Source material:
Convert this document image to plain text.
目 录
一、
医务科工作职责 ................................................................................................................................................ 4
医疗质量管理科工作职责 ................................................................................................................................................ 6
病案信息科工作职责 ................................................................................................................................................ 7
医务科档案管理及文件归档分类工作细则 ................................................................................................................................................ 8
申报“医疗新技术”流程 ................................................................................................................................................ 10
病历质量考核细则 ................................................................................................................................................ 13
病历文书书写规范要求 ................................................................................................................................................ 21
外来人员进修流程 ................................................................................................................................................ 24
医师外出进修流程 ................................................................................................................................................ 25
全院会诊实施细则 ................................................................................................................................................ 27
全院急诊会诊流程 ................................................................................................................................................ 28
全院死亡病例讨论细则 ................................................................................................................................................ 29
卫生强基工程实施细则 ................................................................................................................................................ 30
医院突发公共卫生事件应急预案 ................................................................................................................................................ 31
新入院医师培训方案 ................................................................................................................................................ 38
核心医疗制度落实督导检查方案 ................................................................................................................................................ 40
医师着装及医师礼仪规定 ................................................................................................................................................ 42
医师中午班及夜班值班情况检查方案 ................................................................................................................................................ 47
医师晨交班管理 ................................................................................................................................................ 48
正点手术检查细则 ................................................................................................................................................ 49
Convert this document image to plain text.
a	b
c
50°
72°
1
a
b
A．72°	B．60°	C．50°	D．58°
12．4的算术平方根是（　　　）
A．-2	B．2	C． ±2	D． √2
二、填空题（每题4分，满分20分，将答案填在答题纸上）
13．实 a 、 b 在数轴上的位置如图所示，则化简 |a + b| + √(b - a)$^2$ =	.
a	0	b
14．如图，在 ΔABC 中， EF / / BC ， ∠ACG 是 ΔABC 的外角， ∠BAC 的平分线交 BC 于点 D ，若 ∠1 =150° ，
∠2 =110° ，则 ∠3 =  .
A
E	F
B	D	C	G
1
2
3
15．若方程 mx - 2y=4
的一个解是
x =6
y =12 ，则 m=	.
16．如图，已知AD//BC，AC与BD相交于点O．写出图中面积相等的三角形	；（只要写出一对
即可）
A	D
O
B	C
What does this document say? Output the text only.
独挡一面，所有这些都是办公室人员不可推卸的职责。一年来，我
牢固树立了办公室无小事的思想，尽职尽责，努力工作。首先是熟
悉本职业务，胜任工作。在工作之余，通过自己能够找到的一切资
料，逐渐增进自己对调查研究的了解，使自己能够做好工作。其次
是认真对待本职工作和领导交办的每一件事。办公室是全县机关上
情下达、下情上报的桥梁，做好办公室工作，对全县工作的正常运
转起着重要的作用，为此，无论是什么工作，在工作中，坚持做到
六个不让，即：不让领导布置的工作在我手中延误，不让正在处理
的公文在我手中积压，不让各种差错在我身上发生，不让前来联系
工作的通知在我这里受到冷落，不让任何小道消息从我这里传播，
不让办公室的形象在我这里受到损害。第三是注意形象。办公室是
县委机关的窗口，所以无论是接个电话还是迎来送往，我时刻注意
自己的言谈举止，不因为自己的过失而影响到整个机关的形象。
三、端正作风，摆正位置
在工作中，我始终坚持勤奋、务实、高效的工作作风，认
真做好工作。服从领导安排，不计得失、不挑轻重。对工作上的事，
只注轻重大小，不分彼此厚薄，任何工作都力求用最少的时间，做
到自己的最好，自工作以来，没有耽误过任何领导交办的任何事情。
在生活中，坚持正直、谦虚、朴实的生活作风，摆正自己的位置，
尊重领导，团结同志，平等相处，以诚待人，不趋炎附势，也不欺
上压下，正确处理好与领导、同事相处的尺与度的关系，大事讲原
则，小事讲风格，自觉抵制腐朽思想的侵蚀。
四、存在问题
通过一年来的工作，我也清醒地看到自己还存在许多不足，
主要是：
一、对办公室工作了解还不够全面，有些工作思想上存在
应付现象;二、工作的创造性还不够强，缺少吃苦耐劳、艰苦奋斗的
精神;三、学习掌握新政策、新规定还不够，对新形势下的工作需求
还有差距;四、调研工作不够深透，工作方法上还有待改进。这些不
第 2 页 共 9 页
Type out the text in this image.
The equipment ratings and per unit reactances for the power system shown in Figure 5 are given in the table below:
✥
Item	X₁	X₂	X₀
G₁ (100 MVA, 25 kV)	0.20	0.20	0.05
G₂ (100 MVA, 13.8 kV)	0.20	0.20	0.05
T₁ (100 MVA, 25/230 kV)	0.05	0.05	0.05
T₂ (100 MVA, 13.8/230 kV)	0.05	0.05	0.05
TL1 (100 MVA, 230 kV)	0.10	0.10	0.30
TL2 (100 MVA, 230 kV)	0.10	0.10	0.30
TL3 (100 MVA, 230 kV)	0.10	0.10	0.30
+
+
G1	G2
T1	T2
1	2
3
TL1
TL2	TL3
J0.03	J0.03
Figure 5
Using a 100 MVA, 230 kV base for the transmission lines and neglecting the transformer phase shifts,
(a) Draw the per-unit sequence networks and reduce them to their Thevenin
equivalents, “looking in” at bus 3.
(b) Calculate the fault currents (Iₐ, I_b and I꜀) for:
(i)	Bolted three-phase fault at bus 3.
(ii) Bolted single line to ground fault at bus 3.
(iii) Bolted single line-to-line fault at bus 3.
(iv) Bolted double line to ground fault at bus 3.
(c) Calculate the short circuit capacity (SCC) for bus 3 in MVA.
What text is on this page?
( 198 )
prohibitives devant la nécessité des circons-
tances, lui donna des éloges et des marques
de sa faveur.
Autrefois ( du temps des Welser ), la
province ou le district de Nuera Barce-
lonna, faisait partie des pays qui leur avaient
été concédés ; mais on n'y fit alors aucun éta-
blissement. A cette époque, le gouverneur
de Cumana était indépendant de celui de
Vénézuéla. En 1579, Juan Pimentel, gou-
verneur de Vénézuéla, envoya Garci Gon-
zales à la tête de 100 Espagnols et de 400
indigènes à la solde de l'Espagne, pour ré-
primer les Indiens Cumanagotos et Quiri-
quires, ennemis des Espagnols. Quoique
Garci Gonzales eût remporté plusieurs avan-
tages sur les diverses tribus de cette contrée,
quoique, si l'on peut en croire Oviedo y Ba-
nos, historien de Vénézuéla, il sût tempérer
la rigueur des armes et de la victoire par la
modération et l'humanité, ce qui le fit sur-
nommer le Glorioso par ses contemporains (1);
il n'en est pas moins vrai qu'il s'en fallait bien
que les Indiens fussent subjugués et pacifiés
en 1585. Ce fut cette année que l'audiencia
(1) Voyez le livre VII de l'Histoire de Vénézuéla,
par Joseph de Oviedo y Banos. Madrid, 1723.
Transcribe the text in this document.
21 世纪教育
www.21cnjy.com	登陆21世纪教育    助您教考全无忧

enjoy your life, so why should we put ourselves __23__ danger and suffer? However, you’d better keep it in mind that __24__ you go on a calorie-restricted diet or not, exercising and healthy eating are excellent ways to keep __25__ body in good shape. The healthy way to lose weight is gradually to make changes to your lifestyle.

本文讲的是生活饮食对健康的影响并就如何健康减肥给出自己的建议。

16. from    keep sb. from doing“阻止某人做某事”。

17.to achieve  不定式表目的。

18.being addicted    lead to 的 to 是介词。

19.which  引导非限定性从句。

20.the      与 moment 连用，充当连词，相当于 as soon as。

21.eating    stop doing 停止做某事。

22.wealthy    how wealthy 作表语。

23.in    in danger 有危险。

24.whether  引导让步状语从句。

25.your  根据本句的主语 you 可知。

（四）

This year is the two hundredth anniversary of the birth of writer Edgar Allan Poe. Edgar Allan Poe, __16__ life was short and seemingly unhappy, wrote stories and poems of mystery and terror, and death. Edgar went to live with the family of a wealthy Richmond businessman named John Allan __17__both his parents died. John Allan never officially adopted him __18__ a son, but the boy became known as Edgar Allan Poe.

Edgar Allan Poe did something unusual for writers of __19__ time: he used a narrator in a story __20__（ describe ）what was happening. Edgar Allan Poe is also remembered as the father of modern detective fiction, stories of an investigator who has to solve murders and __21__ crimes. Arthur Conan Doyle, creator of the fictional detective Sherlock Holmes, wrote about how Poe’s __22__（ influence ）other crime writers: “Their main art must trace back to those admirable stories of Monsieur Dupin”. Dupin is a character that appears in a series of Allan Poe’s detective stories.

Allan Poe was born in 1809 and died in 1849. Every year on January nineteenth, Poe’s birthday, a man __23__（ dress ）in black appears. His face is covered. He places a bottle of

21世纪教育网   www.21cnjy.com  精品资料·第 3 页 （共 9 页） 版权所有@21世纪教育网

What you need to do: Look through the material above. Copy each line where the word "在工作中" appears.

Worked solution:
转起着重要的作用，为此，无论是什么工作，在工作中，坚持做到
在工作中，我始终坚持勤奋、务实、高效的工作作风，认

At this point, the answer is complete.